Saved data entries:
<<<<
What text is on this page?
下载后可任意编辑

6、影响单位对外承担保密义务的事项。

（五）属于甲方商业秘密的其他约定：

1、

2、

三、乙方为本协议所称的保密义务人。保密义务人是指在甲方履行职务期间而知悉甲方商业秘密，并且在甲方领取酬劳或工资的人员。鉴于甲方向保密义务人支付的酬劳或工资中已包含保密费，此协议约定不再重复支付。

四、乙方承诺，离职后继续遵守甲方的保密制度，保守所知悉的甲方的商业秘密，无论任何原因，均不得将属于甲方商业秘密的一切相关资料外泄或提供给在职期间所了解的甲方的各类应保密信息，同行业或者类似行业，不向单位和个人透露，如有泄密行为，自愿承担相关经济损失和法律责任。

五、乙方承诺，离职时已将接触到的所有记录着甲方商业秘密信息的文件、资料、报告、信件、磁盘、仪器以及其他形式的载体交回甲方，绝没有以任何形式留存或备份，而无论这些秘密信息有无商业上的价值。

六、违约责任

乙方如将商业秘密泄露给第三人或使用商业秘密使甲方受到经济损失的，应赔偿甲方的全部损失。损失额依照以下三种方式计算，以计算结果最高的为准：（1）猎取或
>>>>
Collect, from the material above, every line containing the word "乙方承诺".

四、乙方承诺，离职后继续遵守甲方的保密制度，保守所知悉的甲方的商业秘密，无论任何原因，均不得将属于甲方商业秘密的一切相关资料外泄或提供给在职期间所了解的甲方的各类应保密信息，同行业或者类似行业，不向单位和个人透露，如有泄密行为，自愿承担相关经济损失和法律责任。
五、乙方承诺，离职时已将接触到的所有记录着甲方商业秘密信息的文件、资料、报告、信件、磁盘、仪器以及其他形式的载体交回甲方，绝没有以任何形式留存或备份，而无论这些秘密信息有无商业上的价值。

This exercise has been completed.